■ REQUIREMENT 1
In the text on consignment losses, substitute "principal" for "consignor" wherever it occurs. Reproduce the portion starting with "Normal and abnormal loss in" and going on through "normal and abnormal.".

■ SELECTION
•••••

Normal and abnormal loss in consignment
A part of the goods sent on consignment may possibly be lost or otherwise damaged while the goods are in transit or they are in consignee’s godown. It is the consignor who bears the loss because, in consignment model of business, the ownership to goods remains with the consignor and does not pass to the consignee. To understand the correct accounting treatment in the books of consignor, the loss on consignment must be classified as normal and abnormal.
In the rest of this article, we would see how normal and abnormal losses differ from each other and how they are treated in accounting for consignment.
Normal loss – meaning and treatment
Normal loss occurs majorly due to natural causes like drying, evaporation, leakage, shrinkage or perishing a few items due to handling goods in bulk quantities. It is an unavoidable or inevitable loss and we cannot avoided it by any effort.
Normal losses are mostly related to the nature or type of the goods being handled or moved from one place to another. These losses are highly expected in many industries and generally have a higher degree of acceptance as compared to abnormal losses.
In consignment, the normal loss is ignored which means its value is absorbed by remaining good units in the stock. For example, A consigns 1,000 units of goods costing $9,500 to B. The per unit cost of consignment is $9.5 (= $9,500/1,000 units). Suppose a normal loss of 50 units occurs and consignee receives 950 units. The increased per unit cost after normal loss would be $10 (= $9,500/950 units) and the stock on consignment would be valued using this new unit cost.
The students should remember the following two points while accounting for the normal loss in a consignment problem or assignment:
- If all the goods have been sold and nothing remains unsold in the stock, the normal loss does not require any treatment.
- If all the goods have not been sold and there remain some unsold units in the stock, the value of stock should be calculated using the following formula:
Example
On 1st September, 2020, Dravid sent 1,000 kgs of goods costing $30,000 to Sunny on consignment basis. Dravid incurred the following expenses for sending the goods:
- Loading: $200
- Insurance: $150
- Freight: $300
Sunny’s expenses regarding consignment were as follows:
- Freight and insurance: $250
- Godown rent: $100
- Selling expenses: $400
Sunny sold 800 kgs for $45,000. His ordinary commission was 10% on gross sale proceeds. No del credere commission was allowed to him.

•••••

■ RECORDS FOR PROCESSING
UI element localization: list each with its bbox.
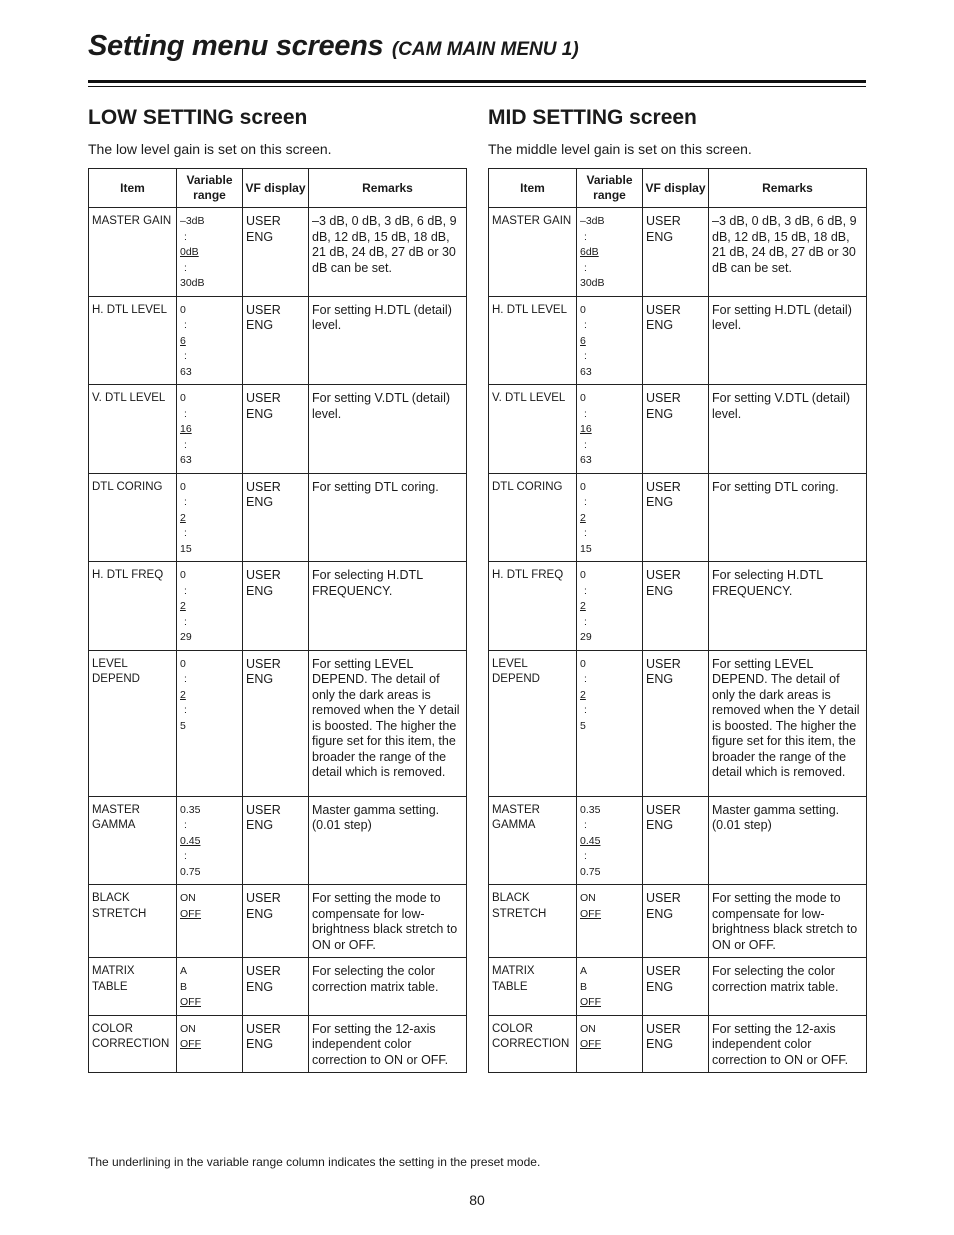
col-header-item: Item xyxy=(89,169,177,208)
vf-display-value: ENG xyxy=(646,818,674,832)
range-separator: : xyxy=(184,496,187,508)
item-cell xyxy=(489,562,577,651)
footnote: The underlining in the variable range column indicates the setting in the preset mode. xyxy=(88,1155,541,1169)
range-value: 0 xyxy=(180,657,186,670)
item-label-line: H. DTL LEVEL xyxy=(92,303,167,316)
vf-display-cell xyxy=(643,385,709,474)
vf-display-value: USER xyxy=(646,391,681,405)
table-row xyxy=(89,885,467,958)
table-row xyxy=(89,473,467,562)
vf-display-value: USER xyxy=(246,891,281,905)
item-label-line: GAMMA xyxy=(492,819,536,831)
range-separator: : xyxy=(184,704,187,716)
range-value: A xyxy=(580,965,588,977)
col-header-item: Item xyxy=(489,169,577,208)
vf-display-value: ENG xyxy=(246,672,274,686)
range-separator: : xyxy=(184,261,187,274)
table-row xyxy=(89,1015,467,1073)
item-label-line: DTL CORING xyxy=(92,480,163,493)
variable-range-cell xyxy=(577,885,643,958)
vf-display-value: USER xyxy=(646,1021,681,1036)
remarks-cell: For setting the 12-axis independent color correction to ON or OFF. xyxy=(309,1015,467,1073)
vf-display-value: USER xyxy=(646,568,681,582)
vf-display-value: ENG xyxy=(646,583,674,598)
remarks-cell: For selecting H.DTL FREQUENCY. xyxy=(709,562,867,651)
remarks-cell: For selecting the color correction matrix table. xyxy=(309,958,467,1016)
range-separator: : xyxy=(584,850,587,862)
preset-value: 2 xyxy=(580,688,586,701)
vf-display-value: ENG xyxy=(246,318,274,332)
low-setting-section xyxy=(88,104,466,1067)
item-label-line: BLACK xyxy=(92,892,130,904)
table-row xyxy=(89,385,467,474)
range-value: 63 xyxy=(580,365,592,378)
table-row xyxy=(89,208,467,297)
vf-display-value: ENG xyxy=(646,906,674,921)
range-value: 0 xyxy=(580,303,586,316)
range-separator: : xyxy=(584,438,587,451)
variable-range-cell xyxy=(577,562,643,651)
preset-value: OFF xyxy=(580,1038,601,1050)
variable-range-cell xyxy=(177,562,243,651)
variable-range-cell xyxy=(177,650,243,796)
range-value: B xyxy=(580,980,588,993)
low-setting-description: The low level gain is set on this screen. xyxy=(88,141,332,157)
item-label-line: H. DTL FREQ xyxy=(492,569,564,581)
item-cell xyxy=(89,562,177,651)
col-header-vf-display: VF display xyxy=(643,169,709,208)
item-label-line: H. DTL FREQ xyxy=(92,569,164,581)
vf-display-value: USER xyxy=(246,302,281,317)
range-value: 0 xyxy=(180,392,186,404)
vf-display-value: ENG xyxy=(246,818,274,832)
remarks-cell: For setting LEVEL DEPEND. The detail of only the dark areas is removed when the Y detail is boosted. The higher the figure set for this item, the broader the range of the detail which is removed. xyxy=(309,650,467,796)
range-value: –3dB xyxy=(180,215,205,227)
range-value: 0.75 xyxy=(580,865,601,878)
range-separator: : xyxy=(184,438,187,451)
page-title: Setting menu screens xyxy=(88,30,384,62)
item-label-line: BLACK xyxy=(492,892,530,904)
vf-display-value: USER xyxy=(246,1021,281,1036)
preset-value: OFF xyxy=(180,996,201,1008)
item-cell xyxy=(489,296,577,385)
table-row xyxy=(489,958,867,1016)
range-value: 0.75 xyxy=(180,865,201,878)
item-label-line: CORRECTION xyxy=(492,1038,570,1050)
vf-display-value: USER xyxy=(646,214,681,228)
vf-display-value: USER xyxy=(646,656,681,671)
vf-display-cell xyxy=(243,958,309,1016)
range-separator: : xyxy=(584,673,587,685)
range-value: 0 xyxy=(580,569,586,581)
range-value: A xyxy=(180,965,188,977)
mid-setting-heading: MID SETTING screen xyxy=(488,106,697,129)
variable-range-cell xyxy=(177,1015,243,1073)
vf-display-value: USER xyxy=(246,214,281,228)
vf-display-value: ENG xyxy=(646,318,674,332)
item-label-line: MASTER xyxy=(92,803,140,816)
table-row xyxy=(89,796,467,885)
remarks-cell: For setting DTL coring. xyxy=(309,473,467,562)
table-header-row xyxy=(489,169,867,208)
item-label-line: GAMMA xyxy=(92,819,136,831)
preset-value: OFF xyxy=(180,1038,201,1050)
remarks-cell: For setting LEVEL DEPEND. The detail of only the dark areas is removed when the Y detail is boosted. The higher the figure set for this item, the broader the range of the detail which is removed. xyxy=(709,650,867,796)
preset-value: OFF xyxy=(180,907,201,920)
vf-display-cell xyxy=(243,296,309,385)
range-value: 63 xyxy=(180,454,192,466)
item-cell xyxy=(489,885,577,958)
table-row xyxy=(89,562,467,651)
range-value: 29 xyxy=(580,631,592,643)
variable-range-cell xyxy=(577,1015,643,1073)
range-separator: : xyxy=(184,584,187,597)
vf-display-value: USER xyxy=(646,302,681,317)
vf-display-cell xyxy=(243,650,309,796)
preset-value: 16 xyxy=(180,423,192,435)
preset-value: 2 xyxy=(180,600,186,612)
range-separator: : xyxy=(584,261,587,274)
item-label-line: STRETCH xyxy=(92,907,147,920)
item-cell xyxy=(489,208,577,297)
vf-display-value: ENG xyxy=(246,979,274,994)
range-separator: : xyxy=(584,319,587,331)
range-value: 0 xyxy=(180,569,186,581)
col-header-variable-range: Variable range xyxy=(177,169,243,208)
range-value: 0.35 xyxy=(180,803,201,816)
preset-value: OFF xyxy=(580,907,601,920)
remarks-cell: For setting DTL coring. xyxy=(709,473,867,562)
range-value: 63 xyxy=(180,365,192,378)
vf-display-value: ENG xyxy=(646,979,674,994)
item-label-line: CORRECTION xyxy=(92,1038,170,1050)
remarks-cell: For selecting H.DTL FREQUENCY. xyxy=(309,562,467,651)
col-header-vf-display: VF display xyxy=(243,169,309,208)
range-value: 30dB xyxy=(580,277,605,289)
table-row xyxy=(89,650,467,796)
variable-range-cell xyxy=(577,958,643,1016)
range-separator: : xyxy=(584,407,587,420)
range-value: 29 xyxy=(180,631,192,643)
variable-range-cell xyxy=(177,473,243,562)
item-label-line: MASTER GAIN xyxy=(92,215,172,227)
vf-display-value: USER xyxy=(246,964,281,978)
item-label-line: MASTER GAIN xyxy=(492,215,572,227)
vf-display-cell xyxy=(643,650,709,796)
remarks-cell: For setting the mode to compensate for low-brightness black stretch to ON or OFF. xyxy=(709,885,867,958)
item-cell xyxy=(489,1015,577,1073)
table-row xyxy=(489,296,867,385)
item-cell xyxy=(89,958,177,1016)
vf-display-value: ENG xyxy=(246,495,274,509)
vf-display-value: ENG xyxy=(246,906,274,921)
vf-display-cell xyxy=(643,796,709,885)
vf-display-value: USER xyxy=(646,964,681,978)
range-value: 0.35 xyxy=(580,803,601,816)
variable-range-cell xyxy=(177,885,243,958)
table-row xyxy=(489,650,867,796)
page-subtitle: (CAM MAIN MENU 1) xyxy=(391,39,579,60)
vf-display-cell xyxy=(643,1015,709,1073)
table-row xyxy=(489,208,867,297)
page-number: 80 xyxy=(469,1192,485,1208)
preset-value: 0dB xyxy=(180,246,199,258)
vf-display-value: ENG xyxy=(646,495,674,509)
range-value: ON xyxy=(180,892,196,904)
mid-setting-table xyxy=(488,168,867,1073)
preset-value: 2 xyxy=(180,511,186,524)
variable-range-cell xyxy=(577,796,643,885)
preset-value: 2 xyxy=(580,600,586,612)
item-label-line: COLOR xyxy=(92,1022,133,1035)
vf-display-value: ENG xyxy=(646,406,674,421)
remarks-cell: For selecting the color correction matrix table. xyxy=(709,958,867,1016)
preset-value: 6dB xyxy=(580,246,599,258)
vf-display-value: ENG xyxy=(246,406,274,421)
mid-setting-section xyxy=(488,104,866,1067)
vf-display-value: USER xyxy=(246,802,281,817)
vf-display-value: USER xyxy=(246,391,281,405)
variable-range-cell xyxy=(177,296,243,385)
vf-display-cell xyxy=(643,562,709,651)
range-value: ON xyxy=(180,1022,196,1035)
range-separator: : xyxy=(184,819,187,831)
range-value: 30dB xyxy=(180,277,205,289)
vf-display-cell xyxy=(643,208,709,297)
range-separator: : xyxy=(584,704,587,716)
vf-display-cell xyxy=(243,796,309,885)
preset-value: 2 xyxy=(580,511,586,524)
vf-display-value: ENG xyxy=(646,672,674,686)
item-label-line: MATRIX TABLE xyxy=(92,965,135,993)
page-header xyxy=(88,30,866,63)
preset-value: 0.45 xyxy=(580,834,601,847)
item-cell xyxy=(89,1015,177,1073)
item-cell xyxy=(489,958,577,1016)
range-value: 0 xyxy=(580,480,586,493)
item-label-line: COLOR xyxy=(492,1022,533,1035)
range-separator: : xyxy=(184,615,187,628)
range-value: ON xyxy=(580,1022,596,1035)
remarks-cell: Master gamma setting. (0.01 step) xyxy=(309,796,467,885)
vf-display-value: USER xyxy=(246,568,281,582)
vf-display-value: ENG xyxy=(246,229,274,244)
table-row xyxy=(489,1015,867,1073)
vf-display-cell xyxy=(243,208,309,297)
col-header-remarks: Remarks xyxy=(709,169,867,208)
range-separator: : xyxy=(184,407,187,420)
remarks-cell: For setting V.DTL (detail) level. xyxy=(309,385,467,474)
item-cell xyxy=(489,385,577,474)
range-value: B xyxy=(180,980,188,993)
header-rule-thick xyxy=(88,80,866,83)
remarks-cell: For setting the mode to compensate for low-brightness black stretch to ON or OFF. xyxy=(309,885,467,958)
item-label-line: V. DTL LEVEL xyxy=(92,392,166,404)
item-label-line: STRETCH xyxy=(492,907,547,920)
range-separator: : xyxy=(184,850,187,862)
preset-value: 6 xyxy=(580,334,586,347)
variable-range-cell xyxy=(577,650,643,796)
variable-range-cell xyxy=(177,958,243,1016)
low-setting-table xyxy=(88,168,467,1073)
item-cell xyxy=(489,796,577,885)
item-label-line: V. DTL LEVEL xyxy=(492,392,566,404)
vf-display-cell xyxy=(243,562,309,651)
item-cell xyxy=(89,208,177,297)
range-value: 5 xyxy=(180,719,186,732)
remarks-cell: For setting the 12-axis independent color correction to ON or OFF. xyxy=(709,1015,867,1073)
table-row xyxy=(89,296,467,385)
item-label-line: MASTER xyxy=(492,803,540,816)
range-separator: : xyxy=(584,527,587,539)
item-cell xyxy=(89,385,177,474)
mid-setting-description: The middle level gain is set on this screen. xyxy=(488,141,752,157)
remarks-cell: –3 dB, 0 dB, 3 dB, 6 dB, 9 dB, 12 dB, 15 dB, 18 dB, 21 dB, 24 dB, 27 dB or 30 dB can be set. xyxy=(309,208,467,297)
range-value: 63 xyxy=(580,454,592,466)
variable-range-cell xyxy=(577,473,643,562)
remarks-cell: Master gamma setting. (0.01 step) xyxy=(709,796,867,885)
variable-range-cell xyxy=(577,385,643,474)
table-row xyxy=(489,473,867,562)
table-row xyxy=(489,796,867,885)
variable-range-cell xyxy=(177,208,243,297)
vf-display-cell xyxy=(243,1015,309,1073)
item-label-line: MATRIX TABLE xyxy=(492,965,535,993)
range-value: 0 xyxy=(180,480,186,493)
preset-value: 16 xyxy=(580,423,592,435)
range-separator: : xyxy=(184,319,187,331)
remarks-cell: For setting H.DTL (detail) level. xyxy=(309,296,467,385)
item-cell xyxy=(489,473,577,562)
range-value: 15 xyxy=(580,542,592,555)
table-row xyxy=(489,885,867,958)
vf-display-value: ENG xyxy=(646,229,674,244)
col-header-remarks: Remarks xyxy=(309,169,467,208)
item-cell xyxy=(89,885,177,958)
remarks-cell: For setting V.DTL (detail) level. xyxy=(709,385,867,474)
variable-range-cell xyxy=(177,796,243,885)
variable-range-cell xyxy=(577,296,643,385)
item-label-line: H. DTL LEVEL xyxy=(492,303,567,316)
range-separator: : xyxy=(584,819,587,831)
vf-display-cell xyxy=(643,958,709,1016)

•••••

■ REQUIREMENT 2
Write out exactly the lines of the records, starting with the line with "col-header-item: Item xyxy=(89,169,177,208)" and going on through the line with "item-label-line: BLACK xyxy=(92,892,130,904)".

■ WRITTEN RESPONSE 1
Normal and abnormal loss in consignment
A part of the goods sent on consignment may possibly be lost or otherwise damaged while the goods are in transit or they are in consignee’s godown. It is the principal who bears the loss because, in consignment model of business, the ownership to goods remains with the principal and does not pass to the consignee. To understand the correct accounting treatment in the books of principal, the loss on consignment must be classified as normal and abnormal.

■ WRITTEN RESPONSE 2
col-header-item: Item xyxy=(89,169,177,208)
vf-display-value: ENG xyxy=(646,818,674,832)
range-separator: : xyxy=(184,496,187,508)
item-cell xyxy=(489,562,577,651)
footnote: The underlining in the variable range column indicates the setting in the preset mode. xyxy=(88,1155,541,1169)
range-value: 0 xyxy=(180,657,186,670)
item-label-line: H. DTL LEVEL xyxy=(92,303,167,316)
vf-display-cell xyxy=(643,385,709,474)
vf-display-value: USER xyxy=(646,391,681,405)
table-row xyxy=(89,885,467,958)
table-row xyxy=(89,473,467,562)
vf-display-value: USER xyxy=(246,891,281,905)
item-label-line: GAMMA xyxy=(492,819,536,831)
range-separator: : xyxy=(184,704,187,716)
range-value: A xyxy=(580,965,588,977)
col-header-item: Item xyxy=(489,169,577,208)
vf-display-value: ENG xyxy=(246,672,274,686)
range-separator: : xyxy=(184,261,187,274)
table-row xyxy=(89,1015,467,1073)
item-label-line: DTL CORING xyxy=(92,480,163,493)
variable-range-cell xyxy=(577,885,643,958)
vf-display-value: USER xyxy=(646,1021,681,1036)
remarks-cell: For setting the 12-axis independent color correction to ON or OFF. xyxy=(309,1015,467,1073)
vf-display-value: USER xyxy=(646,568,681,582)
vf-display-value: ENG xyxy=(646,583,674,598)
remarks-cell: For selecting H.DTL FREQUENCY. xyxy=(709,562,867,651)
remarks-cell: For selecting the color correction matrix table. xyxy=(309,958,467,1016)
range-separator: : xyxy=(584,850,587,862)
preset-value: 2 xyxy=(580,688,586,701)
vf-display-value: ENG xyxy=(246,318,274,332)
low-setting-section xyxy=(88,104,466,1067)
item-label-line: BLACK xyxy=(92,892,130,904)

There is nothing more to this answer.